§ What needs to be done
Which lines contain the string "Zeigen"? Please list every one of them.

§ Saved entries
[START]
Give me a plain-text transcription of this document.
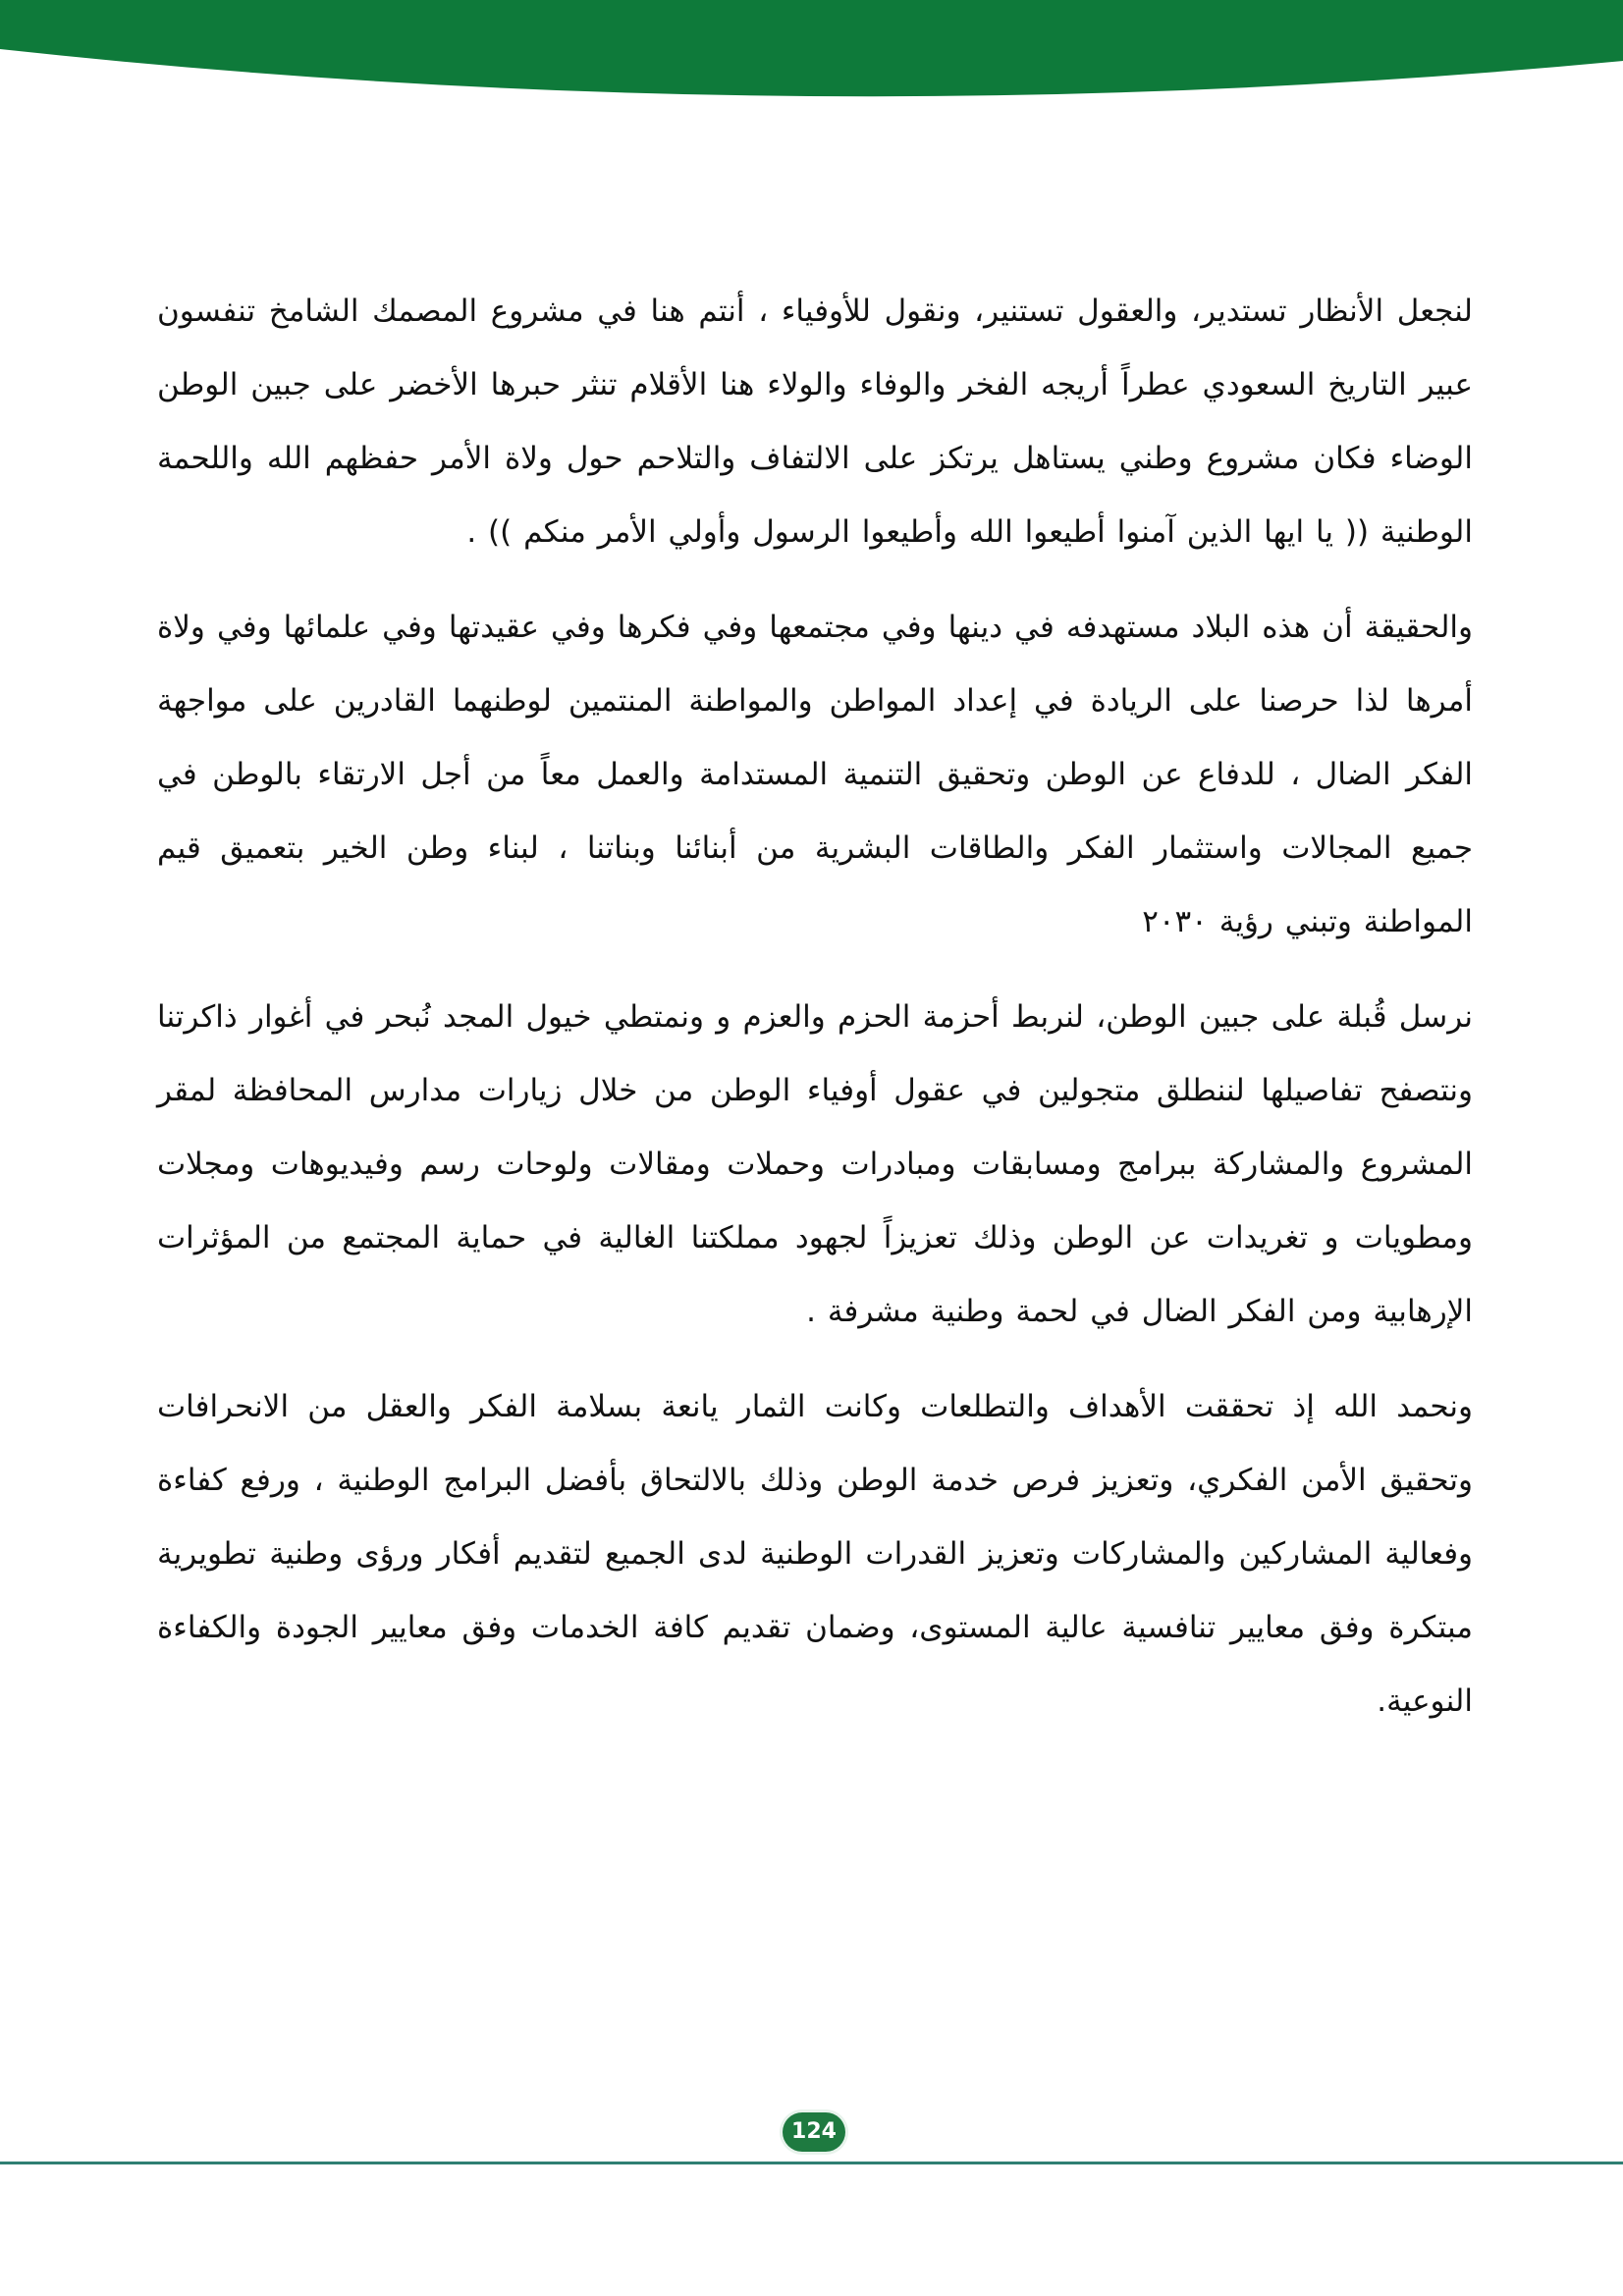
لنجعل الأنظار تستدير، والعقول تستنير، ونقول للأوفياء ، أنتم هنا في مشروع المصمك الشامخ تنفسون عبير التاريخ السعودي عطراً أريجه الفخر والوفاء والولاء هنا الأقلام تنثر حبرها الأخضر على جبين الوطن الوضاء فكان مشروع وطني يستاهل يرتكز على الالتفاف والتلاحم حول ولاة الأمر حفظهم الله واللحمة الوطنية (( يا ايها الذين آمنوا أطيعوا الله وأطيعوا الرسول وأولي الأمر منكم )) .

والحقيقة أن هذه البلاد مستهدفه في دينها وفي مجتمعها وفي فكرها وفي عقيدتها وفي علمائها وفي ولاة أمرها لذا حرصنا على الريادة في إعداد المواطن والمواطنة المنتمين لوطنهما القادرين على مواجهة الفكر الضال ، للدفاع عن الوطن وتحقيق التنمية المستدامة والعمل معاً من أجل الارتقاء بالوطن في جميع المجالات واستثمار الفكر والطاقات البشرية من أبنائنا وبناتنا ، لبناء وطن الخير بتعميق قيم المواطنة وتبني رؤية ٢٠٣٠

نرسل قُبلة على جبين الوطن، لنربط أحزمة الحزم والعزم و ونمتطي خيول المجد نُبحر في أغوار ذاكرتنا ونتصفح تفاصيلها لننطلق متجولين في عقول أوفياء الوطن من خلال زيارات مدارس المحافظة لمقر المشروع والمشاركة ببرامج ومسابقات ومبادرات وحملات ومقالات ولوحات رسم وفيديوهات ومجلات ومطويات و تغريدات عن الوطن وذلك تعزيزاً لجهود مملكتنا الغالية في حماية المجتمع من المؤثرات الإرهابية ومن الفكر الضال في لحمة وطنية مشرفة .

ونحمد الله إذ تحققت الأهداف والتطلعات وكانت الثمار يانعة بسلامة الفكر والعقل من الانحرافات وتحقيق الأمن الفكري، وتعزيز فرص خدمة الوطن وذلك بالالتحاق بأفضل البرامج الوطنية ، ورفع كفاءة وفعالية المشاركين والمشاركات وتعزيز القدرات الوطنية لدى الجميع لتقديم أفكار ورؤى وطنية تطويرية مبتكرة وفق معايير تنافسية عالية المستوى، وضمان تقديم كافة الخدمات وفق معايير الجودة والكفاءة النوعية.

124
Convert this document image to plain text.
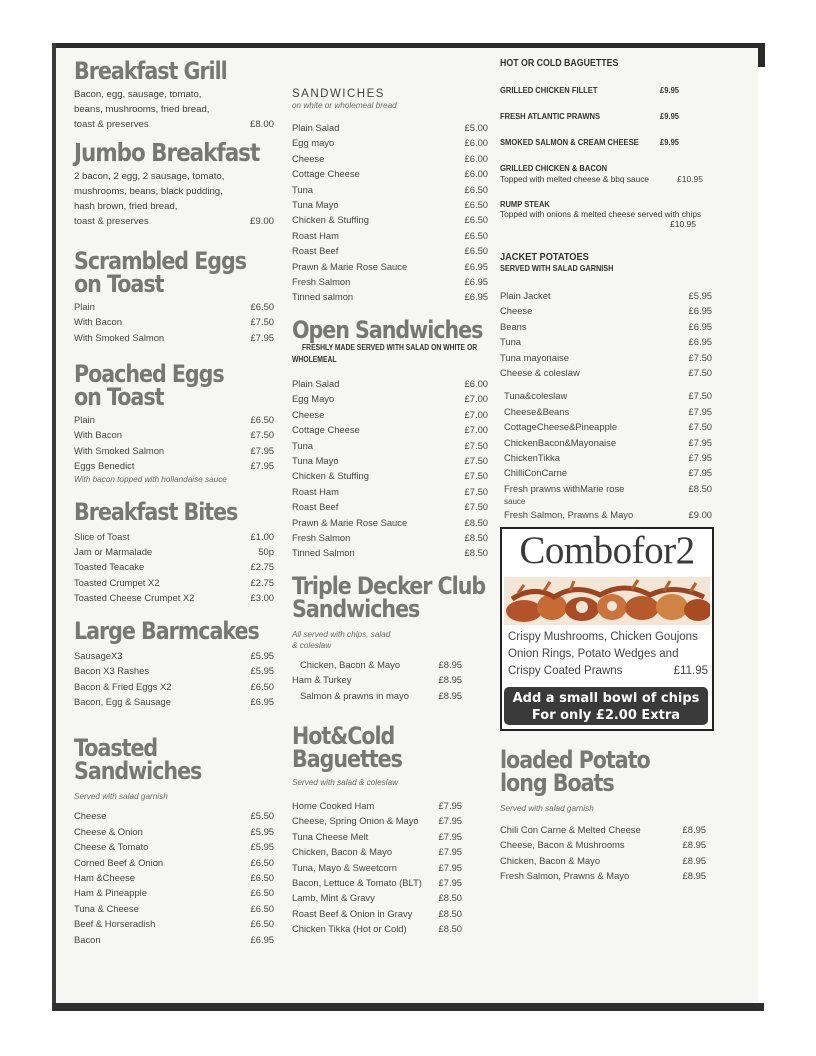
Breakfast Grill
Bacon, egg, sausage, tomato,
beans, mushrooms, fried bread,
toast & preserves	£8.00
Jumbo Breakfast
2 bacon, 2 egg, 2 sausage, tomato,
mushrooms, beans, black pudding,
hash brown, fried bread,
toast & preserves	£9.00
Scrambled Eggs
on Toast
Plain	£6.50
With Bacon	£7.50
With Smoked Salmon	£7.95
Poached Eggs
on Toast
Plain	£6.50
With Bacon	£7.50
With Smoked Salmon	£7.95
Eggs Benedict	£7.95
With bacon topped with hollandaise sauce
Breakfast Bites
Slice of Toast	£1.00
Jam or Marmalade	50p
Toasted Teacake	£2.75
Toasted Crumpet X2	£2.75
Toasted Cheese Crumpet X2	£3.00
Large Barmcakes
SausageX3	£5.95
Bacon X3 Rashes	£5.95
Bacon & Fried Eggs X2	£6.50
Bacon, Egg & Sausage	£6.95
Toasted
Sandwiches
Served with salad garnish
Cheese	£5.50
Cheese & Onion	£5.95
Cheese & Tomato	£5.95
Corned Beef & Onion	£6.50
Ham &Cheese	£6.50
Ham & Pineapple	£6.50
Tuna & Cheese	£6.50
Beef & Horseradish	£6.50
Bacon	£6.95
SANDWICHES
on white or wholemeal bread
Plain Salad	£5.00
Egg mayo	£6.00
Cheese	£6.00
Cottage Cheese	£6.00
Tuna	£6.50
Tuna Mayo	£6.50
Chicken & Stuffing	£6.50
Roast Ham	£6.50
Roast Beef	£6.50
Prawn & Marie Rose Sauce	£6.95
Fresh Salmon	£6.95
Tinned salmon	£6.95
Open Sandwiches
FRESHLY MADE SERVED WITH SALAD ON WHITE OR
WHOLEMEAL
Plain Salad	£6.00
Egg Mayo	£7.00
Cheese	£7.00
Cottage Cheese	£7.00
Tuna	£7.50
Tuna Mayo	£7.50
Chicken & Stuffing	£7.50
Roast Ham	£7.50
Roast Beef	£7.50
Prawn & Marie Rose Sauce	£8.50
Fresh Salmon	£8.50
Tinned Salmon	£8.50
Triple Decker Club
Sandwiches
All served with chips, salad
& coleslaw
Chicken, Bacon & Mayo	£8.95
Ham & Turkey	£8.95
Salmon & prawns in mayo	£8.95
Hot&Cold
Baguettes
Served with salad & coleslaw
Home Cooked Ham	£7.95
Cheese, Spring Onion & Mayo £7.95
Tuna Cheese Melt	£7.95
Chicken, Bacon & Mayo	£7.95
Tuna, Mayo & Sweetcorn	£7.95
Bacon, Lettuce & Tomato (BLT) £7.95
Lamb, Mint & Gravy	£8.50
Roast Beef & Onion in Gravy	£8.50
Chicken Tikka (Hot or Cold)	£8.50
HOT OR COLD BAGUETTES
GRILLED CHICKEN FILLET	£9.95
FRESH ATLANTIC PRAWNS	£9.95
SMOKED SALMON & CREAM CHEESE £9.95
GRILLED CHICKEN & BACON
Topped with melted cheese & bbq sauce	£10.95
RUMP STEAK
Topped with onions & melted cheese served with chips
£10.95
JACKET POTATOES
SERVED WITH SALAD GARNISH
Plain Jacket	£5.95
Cheese	£6.95
Beans	£6.95
Tuna	£6.95
Tuna mayonaise	£7.50
Cheese & coleslaw	£7.50
Tuna&coleslaw	£7.50
Cheese&Beans	£7.95
CottageCheese&Pineapple	£7.50
ChickenBacon&Mayonaise	£7.95
ChickenTikka	£7.95
ChilliConCarne	£7.95
Fresh prawns withMarie rose	£8.50
sauce
Fresh Salmon, Prawns & Mayo	£9.00
Combofor2
Crispy Mushrooms, Chicken Goujons
Onion Rings, Potato Wedges and
Crispy Coated Prawns	£11.95
Add a small bowl of chips
For only £2.00 Extra
loaded Potato
long Boats
Served with salad garnish
Chili Con Carne & Melted Cheese	£8.95
Cheese, Bacon & Mushrooms	£8.95
Chicken, Bacon & Mayo	£8.95
Fresh Salmon, Prawns & Mayo	£8.95
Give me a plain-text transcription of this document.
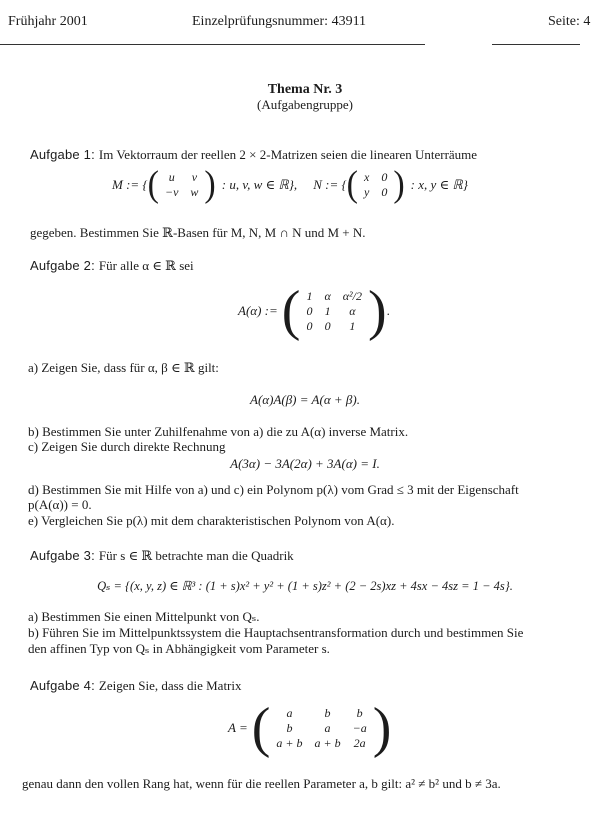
Frühjahr 2001	Einzelprüfungsnummer: 43911	Seite: 4
Thema Nr. 3
(Aufgabengruppe)
Aufgabe 1: Im Vektorraum der reellen 2 × 2-Matrizen seien die linearen Unterräume
M := { ( u	v
−v	w ) : u, v, w ∈ ℝ}, N := { ( x	0
y	0 ) : x, y ∈ ℝ}
gegeben. Bestimmen Sie ℝ-Basen für M, N, M ∩ N und M + N.
Aufgabe 2: Für alle α ∈ ℝ sei
A(α) := ( 1	α	α²/2
0	1	α
0	0	1 ) .
a) Zeigen Sie, dass für α, β ∈ ℝ gilt:
A(α)A(β) = A(α + β).
b) Bestimmen Sie unter Zuhilfenahme von a) die zu A(α) inverse Matrix.
c) Zeigen Sie durch direkte Rechnung
A(3α) − 3A(2α) + 3A(α) = I.
d) Bestimmen Sie mit Hilfe von a) und c) ein Polynom p(λ) vom Grad ≤ 3 mit der Eigenschaft
p(A(α)) = 0.
e) Vergleichen Sie p(λ) mit dem charakteristischen Polynom von A(α).
Aufgabe 3: Für s ∈ ℝ betrachte man die Quadrik
Qₛ = {(x, y, z) ∈ ℝ³ : (1 + s)x² + y² + (1 + s)z² + (2 − 2s)xz + 4sx − 4sz = 1 − 4s}.
a) Bestimmen Sie einen Mittelpunkt von Qₛ.
b) Führen Sie im Mittelpunktssystem die Hauptachsentransformation durch und bestimmen Sie
den affinen Typ von Qₛ in Abhängigkeit vom Parameter s.
Aufgabe 4: Zeigen Sie, dass die Matrix
A = ( a	b	b
b	a	−a
a + b	a + b	2a )
genau dann den vollen Rang hat, wenn für die reellen Parameter a, b gilt: a² ≠ b² und b ≠ 3a.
[END]
§ Answer
a) Zeigen Sie, dass für α, β ∈ ℝ gilt:
c) Zeigen Sie durch direkte Rechnung
Aufgabe 4: Zeigen Sie, dass die Matrix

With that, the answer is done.